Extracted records
+ + + + + + +
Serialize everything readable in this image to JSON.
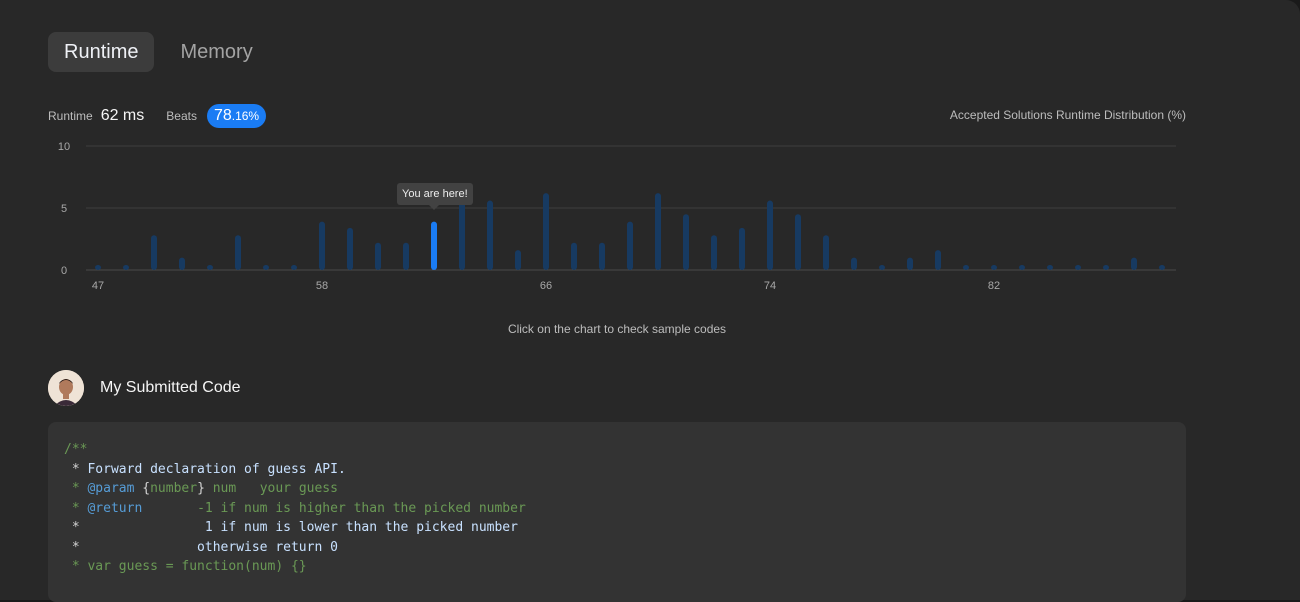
{
  "tabs": [
    {
      "label": "Runtime",
      "active": true
    },
    {
      "label": "Memory",
      "active": false
    }
  ],
  "stats": {
    "runtime_label": "Runtime",
    "runtime_value": "62 ms",
    "beats_label": "Beats",
    "beats_int": "78",
    "beats_dec": ".16%"
  },
  "distribution_title": "Accepted Solutions Runtime Distribution (%)",
  "chart_data": {
    "type": "bar",
    "title": "Accepted Solutions Runtime Distribution (%)",
    "ylim": [
      0,
      10
    ],
    "y_ticks": [
      "10",
      "5",
      "0"
    ],
    "x_tick_labels": [
      "47",
      "58",
      "66",
      "74",
      "82"
    ],
    "values": [
      0.4,
      0.4,
      2.8,
      1.0,
      0.4,
      2.8,
      0.4,
      0.4,
      3.9,
      3.4,
      2.2,
      2.2,
      3.9,
      5.6,
      5.6,
      1.6,
      6.2,
      2.2,
      2.2,
      3.9,
      6.2,
      4.5,
      2.8,
      3.4,
      5.6,
      4.5,
      2.8,
      1.0,
      0.4,
      1.0,
      1.6,
      0.4,
      0.4,
      0.4,
      0.4,
      0.4,
      0.4,
      1.0,
      0.4
    ],
    "highlight_index": 12,
    "colors": {
      "bar": "#173a61",
      "highlight": "#1a7cf4",
      "grid": "#3e3e3e",
      "axis": "#4a4a4a"
    }
  },
  "tooltip": "You are here!",
  "chart_hint": "Click on the chart to check sample codes",
  "submission": {
    "title": "My Submitted Code"
  },
  "code": {
    "l1": "/**",
    "l2_star": " * ",
    "l2_text": "Forward declaration of guess API.",
    "l3_star": " * ",
    "l3_tag": "@param",
    "l3_b1": " {",
    "l3_type": "number",
    "l3_b2": "}",
    "l3_rest": " num   your guess",
    "l4_star": " * ",
    "l4_tag": "@return",
    "l4_rest": "       -1 if num is higher than the picked number",
    "l5_star": " *",
    "l5_text": "                1 if num is lower than the picked number",
    "l6_star": " *",
    "l6_text": "               otherwise return 0",
    "l7": " * var guess = function(num) {}"
  }
}
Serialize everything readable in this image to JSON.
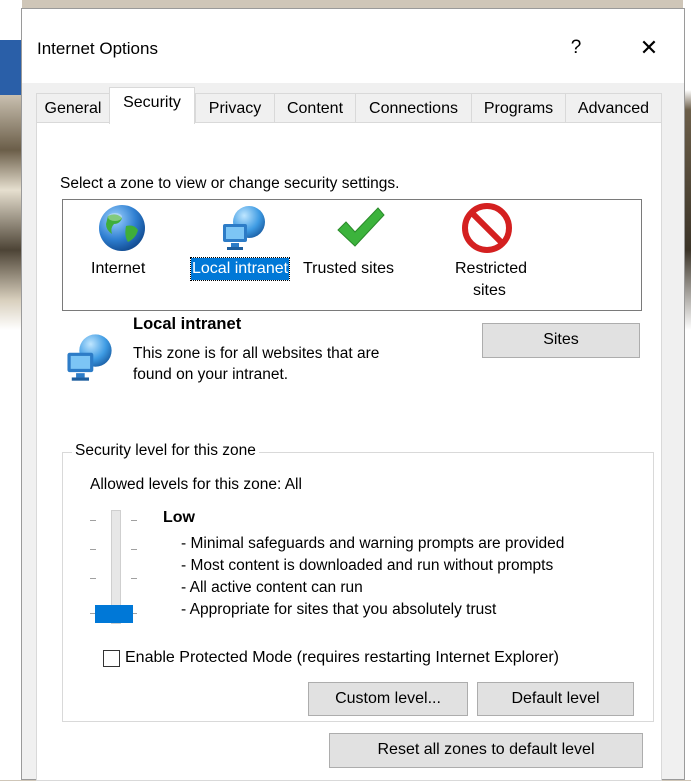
{
  "window": {
    "title": "Internet Options",
    "help_glyph": "?",
    "close_glyph": "✕"
  },
  "tabs": [
    {
      "label": "General"
    },
    {
      "label": "Security"
    },
    {
      "label": "Privacy"
    },
    {
      "label": "Content"
    },
    {
      "label": "Connections"
    },
    {
      "label": "Programs"
    },
    {
      "label": "Advanced"
    }
  ],
  "active_tab": "Security",
  "security": {
    "instruction": "Select a zone to view or change security settings.",
    "zones": [
      {
        "label": "Internet",
        "icon": "globe-icon"
      },
      {
        "label": "Local intranet",
        "icon": "network-globe-icon"
      },
      {
        "label": "Trusted sites",
        "icon": "checkmark-icon"
      },
      {
        "label_line1": "Restricted",
        "label_line2": "sites",
        "icon": "no-entry-icon"
      }
    ],
    "selected_zone": "Local intranet",
    "selected_zone_info": {
      "title": "Local intranet",
      "description_line1": "This zone is for all websites that are",
      "description_line2": "found on your intranet."
    },
    "sites_button": "Sites",
    "level_group": {
      "legend": "Security level for this zone",
      "allowed": "Allowed levels for this zone: All",
      "level_name": "Low",
      "slider_level_fraction": 0.0,
      "bullets": [
        "- Minimal safeguards and warning prompts are provided",
        "- Most content is downloaded and run without prompts",
        "- All active content can run",
        "- Appropriate for sites that you absolutely trust"
      ],
      "protected_mode_label": "Enable Protected Mode (requires restarting Internet Explorer)",
      "protected_mode_checked": false,
      "custom_level_button": "Custom level...",
      "default_level_button": "Default level"
    },
    "reset_all_button": "Reset all zones to default level"
  },
  "colors": {
    "selection": "#0078d7",
    "slider_thumb": "#0078d7",
    "dialog_bg": "#f0f0f0",
    "panel_bg": "#ffffff"
  }
}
+ + + + + + +
- OBJECTIVE:
Copy in full each line that holds the word "zones".

- PROBLEM SOLUTION:
    "zones": [
    "reset_all_button": "Reset all zones to default level"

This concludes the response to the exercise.